Source data:
* * * * *

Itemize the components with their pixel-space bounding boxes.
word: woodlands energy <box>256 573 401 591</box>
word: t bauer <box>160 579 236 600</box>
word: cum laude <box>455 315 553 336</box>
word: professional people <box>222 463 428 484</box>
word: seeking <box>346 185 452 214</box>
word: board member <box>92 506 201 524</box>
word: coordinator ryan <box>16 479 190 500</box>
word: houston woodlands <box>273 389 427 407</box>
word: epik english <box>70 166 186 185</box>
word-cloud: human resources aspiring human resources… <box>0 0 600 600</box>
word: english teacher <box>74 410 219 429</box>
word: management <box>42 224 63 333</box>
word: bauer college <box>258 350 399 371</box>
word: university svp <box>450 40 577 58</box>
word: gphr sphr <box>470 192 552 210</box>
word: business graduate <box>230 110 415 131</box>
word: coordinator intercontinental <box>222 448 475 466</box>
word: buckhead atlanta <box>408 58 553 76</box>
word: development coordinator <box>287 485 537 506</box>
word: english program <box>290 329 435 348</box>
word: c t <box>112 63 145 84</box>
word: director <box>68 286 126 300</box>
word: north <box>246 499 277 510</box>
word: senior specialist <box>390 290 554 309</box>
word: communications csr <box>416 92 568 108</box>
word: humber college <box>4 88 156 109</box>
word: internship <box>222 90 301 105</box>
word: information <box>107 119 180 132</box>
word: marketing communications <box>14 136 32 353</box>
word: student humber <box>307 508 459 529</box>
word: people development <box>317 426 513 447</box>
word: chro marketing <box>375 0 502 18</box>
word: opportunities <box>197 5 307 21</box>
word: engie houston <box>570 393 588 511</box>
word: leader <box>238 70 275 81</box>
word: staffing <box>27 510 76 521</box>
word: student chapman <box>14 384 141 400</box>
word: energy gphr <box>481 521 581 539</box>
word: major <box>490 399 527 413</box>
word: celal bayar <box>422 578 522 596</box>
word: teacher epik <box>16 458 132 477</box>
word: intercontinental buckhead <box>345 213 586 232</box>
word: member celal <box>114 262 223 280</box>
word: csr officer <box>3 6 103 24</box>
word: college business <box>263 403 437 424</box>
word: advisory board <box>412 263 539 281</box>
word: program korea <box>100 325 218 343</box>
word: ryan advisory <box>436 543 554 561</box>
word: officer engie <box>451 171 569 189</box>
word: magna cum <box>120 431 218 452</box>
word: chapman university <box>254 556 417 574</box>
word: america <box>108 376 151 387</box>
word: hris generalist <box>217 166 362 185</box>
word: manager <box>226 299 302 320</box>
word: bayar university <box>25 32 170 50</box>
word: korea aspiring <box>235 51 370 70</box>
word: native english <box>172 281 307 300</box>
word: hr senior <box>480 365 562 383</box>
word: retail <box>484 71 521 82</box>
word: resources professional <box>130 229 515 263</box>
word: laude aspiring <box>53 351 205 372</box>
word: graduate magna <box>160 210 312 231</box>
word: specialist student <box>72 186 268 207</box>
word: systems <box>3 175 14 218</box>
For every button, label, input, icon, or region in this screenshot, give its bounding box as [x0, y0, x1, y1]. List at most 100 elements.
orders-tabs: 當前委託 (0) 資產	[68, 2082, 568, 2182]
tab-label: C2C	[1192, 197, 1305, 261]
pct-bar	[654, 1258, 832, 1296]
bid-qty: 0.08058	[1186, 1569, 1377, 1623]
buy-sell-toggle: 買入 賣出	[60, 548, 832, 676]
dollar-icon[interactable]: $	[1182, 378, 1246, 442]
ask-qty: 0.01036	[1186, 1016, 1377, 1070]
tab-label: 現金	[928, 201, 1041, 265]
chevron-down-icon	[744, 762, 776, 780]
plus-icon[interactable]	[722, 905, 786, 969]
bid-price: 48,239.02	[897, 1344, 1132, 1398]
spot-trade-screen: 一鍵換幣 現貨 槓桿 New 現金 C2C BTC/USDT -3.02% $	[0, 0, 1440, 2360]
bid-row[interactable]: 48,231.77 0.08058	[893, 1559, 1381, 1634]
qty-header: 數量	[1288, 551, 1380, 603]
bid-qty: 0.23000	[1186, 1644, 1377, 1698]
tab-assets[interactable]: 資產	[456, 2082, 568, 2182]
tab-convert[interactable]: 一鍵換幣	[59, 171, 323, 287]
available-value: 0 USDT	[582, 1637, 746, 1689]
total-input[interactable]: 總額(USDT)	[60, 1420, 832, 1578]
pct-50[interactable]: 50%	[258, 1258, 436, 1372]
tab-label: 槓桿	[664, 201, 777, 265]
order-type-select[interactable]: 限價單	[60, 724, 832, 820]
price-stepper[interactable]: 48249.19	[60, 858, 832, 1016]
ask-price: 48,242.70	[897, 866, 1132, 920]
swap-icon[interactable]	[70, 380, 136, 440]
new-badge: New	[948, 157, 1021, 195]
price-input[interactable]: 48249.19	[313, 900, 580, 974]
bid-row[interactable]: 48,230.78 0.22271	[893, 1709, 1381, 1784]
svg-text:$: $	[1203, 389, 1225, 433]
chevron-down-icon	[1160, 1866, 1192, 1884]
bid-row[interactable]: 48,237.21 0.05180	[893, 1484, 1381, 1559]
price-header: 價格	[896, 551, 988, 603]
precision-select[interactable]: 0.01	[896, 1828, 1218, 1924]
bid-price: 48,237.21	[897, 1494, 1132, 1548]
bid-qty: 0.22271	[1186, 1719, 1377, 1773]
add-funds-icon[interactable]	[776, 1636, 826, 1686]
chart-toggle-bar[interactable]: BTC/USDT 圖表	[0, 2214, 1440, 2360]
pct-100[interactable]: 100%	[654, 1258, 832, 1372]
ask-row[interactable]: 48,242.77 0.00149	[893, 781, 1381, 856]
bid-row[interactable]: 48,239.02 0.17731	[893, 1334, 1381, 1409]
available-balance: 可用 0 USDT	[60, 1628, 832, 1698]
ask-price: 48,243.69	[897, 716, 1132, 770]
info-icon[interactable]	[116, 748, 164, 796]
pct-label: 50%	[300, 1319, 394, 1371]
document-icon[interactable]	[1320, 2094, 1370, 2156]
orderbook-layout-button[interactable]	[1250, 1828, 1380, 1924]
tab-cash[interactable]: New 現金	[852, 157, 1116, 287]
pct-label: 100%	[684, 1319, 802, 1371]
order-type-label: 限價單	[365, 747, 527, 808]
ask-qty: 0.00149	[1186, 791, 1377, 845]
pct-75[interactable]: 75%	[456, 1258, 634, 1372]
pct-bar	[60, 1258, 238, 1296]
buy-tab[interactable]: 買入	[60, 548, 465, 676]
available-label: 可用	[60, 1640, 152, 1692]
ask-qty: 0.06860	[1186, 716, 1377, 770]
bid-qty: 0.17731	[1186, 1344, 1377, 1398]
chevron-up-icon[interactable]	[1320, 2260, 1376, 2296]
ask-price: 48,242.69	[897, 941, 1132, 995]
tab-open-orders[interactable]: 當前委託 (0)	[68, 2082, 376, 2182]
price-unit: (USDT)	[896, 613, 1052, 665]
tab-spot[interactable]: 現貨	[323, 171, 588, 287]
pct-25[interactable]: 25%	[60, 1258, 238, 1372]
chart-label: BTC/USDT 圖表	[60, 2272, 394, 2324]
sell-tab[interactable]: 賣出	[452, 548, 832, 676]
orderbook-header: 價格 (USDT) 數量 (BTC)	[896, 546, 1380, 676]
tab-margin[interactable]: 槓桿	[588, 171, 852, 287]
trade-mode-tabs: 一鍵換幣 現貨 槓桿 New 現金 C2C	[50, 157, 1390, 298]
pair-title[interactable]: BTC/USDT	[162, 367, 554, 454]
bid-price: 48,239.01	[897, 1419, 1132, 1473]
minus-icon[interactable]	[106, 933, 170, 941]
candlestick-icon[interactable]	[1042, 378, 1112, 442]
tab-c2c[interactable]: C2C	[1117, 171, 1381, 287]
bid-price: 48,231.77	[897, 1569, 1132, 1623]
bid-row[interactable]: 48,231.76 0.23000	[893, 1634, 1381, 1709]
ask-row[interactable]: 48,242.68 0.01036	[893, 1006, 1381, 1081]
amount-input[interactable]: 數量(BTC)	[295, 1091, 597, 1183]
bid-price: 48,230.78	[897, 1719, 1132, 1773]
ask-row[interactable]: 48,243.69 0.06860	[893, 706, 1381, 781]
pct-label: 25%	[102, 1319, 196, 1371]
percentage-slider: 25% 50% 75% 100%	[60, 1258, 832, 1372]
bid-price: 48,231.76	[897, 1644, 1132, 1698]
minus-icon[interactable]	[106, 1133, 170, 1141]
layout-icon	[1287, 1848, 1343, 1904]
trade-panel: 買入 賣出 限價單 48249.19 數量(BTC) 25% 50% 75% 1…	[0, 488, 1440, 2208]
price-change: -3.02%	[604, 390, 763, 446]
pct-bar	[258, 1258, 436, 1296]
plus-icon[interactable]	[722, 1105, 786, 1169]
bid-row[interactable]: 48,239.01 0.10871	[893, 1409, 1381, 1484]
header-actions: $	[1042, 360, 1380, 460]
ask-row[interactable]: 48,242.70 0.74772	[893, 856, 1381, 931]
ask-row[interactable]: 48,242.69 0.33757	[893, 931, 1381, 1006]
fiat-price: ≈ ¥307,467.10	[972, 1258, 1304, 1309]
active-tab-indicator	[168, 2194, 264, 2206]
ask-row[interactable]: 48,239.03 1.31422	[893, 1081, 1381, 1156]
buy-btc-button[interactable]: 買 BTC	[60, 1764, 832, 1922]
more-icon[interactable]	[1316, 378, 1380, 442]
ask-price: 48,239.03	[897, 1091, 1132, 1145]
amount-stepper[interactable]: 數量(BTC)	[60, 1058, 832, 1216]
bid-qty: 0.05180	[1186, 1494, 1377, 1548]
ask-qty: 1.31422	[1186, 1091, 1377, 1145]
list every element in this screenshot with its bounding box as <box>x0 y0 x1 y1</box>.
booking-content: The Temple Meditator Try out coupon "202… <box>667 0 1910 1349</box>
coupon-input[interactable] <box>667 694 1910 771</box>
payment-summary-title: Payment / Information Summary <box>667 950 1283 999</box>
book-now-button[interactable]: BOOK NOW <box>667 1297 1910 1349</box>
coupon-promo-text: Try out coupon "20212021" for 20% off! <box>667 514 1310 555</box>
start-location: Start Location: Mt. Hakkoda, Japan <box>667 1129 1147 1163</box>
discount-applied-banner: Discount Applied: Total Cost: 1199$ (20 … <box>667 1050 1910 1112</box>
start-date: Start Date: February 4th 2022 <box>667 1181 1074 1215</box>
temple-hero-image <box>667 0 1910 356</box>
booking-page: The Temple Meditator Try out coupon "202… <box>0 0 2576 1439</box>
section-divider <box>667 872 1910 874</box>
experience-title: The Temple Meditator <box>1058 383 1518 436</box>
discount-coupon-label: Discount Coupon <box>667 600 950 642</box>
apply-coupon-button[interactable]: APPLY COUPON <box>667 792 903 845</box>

* * * * *

### Task directions
How many lines in the data contain the string "chevron", matching case exactly? Reply with the number alone.

### Solution for this exercise
3